[Items from a data source]
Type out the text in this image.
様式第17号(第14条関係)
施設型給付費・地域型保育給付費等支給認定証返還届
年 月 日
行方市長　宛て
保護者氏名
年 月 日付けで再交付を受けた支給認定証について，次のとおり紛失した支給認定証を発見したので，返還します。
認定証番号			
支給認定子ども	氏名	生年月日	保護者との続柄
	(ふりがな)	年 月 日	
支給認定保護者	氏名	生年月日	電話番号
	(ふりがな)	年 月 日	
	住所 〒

...

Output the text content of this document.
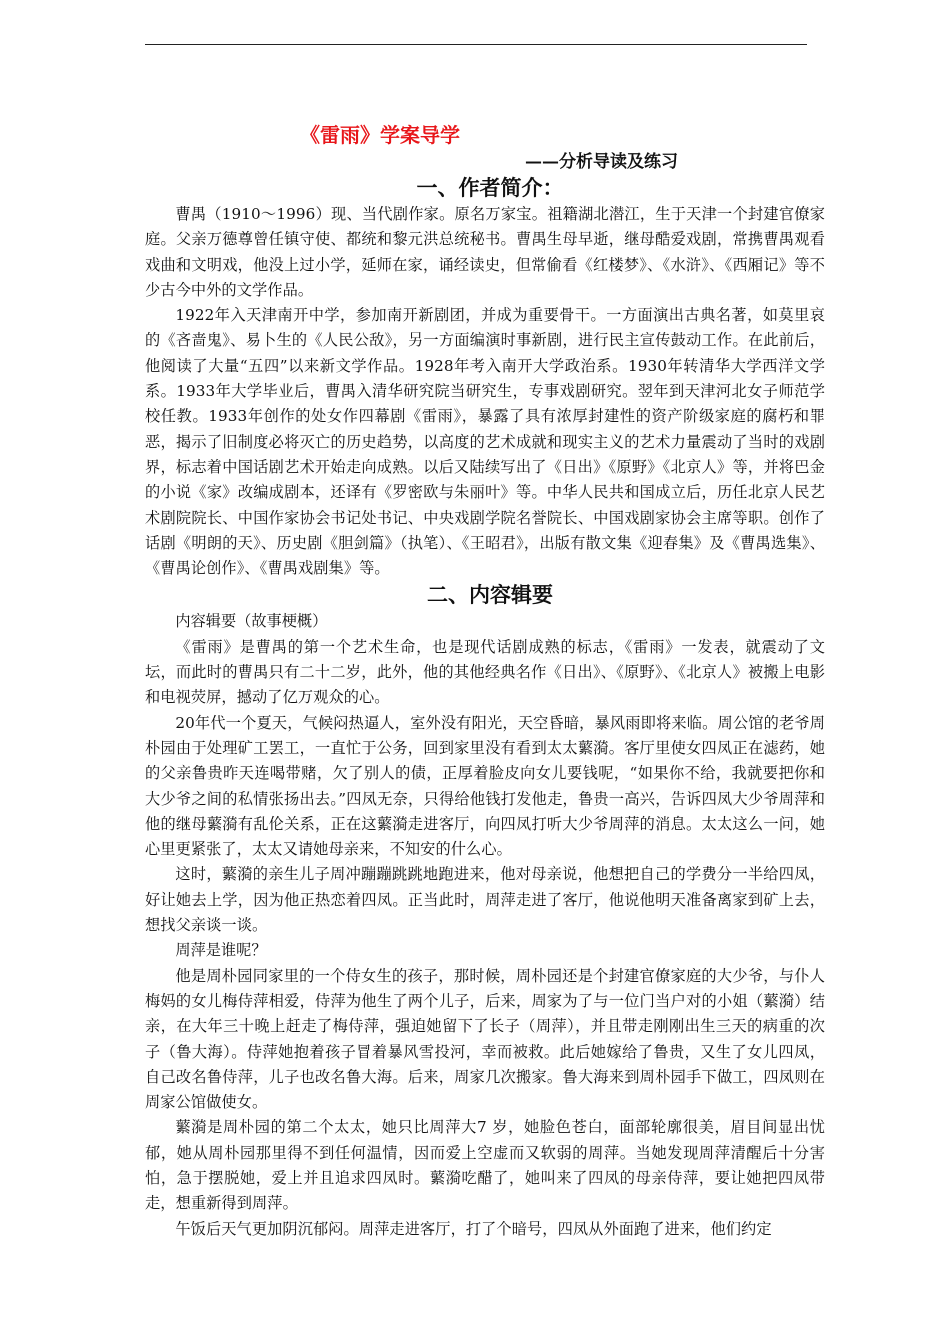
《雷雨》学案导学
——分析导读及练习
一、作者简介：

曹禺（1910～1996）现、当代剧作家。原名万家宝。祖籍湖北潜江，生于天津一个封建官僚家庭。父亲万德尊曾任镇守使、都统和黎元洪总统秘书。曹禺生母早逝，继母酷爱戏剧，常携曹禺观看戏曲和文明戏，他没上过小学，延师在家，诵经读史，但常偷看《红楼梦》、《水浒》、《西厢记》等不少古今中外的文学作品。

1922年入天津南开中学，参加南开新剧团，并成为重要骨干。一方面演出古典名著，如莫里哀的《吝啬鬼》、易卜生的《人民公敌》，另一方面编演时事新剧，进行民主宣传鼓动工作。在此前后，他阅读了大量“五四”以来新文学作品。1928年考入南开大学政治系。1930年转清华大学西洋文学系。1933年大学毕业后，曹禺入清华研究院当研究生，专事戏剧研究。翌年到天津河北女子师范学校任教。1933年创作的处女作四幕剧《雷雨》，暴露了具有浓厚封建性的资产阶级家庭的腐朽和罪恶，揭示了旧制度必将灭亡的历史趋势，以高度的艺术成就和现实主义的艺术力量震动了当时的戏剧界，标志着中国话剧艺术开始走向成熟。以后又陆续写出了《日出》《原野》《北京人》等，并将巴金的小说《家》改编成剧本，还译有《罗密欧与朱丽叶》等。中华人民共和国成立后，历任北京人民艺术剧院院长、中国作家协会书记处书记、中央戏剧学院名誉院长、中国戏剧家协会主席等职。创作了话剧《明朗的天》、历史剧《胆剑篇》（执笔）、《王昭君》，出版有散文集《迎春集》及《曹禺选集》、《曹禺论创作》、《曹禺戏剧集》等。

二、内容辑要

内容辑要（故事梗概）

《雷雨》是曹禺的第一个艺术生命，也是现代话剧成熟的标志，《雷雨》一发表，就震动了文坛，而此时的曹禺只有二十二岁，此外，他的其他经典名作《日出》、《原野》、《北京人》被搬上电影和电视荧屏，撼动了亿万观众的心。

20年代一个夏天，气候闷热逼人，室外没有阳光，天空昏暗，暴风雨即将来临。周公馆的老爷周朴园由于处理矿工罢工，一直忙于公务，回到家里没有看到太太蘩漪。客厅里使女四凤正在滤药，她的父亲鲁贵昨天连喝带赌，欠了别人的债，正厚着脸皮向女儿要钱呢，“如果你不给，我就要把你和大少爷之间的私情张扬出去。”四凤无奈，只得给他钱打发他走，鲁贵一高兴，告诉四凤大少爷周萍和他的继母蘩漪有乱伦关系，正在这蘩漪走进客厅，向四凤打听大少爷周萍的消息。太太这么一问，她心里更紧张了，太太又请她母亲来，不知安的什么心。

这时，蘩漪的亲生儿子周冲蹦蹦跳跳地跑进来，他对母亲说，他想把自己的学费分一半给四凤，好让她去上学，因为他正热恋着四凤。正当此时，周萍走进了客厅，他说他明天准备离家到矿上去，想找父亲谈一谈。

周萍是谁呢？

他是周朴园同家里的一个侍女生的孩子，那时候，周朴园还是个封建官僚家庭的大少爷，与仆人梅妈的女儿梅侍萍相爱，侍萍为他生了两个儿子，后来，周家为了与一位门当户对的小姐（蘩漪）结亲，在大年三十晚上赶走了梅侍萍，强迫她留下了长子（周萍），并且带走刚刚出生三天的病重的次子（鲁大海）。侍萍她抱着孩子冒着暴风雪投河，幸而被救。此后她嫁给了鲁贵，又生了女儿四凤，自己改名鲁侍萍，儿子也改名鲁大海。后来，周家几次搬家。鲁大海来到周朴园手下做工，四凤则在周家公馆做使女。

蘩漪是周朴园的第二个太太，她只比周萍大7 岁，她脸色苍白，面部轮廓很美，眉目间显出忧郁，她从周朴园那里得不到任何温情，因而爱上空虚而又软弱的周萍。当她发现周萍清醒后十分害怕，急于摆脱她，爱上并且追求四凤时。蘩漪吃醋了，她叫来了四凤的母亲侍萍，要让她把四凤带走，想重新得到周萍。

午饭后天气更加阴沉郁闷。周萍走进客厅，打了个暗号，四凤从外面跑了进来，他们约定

* TASK DETAILS
Out of the material above, select every line that holds the string "text".

* EXPECTED ANSWER
Type out the text in this image.
Output the text content of this document.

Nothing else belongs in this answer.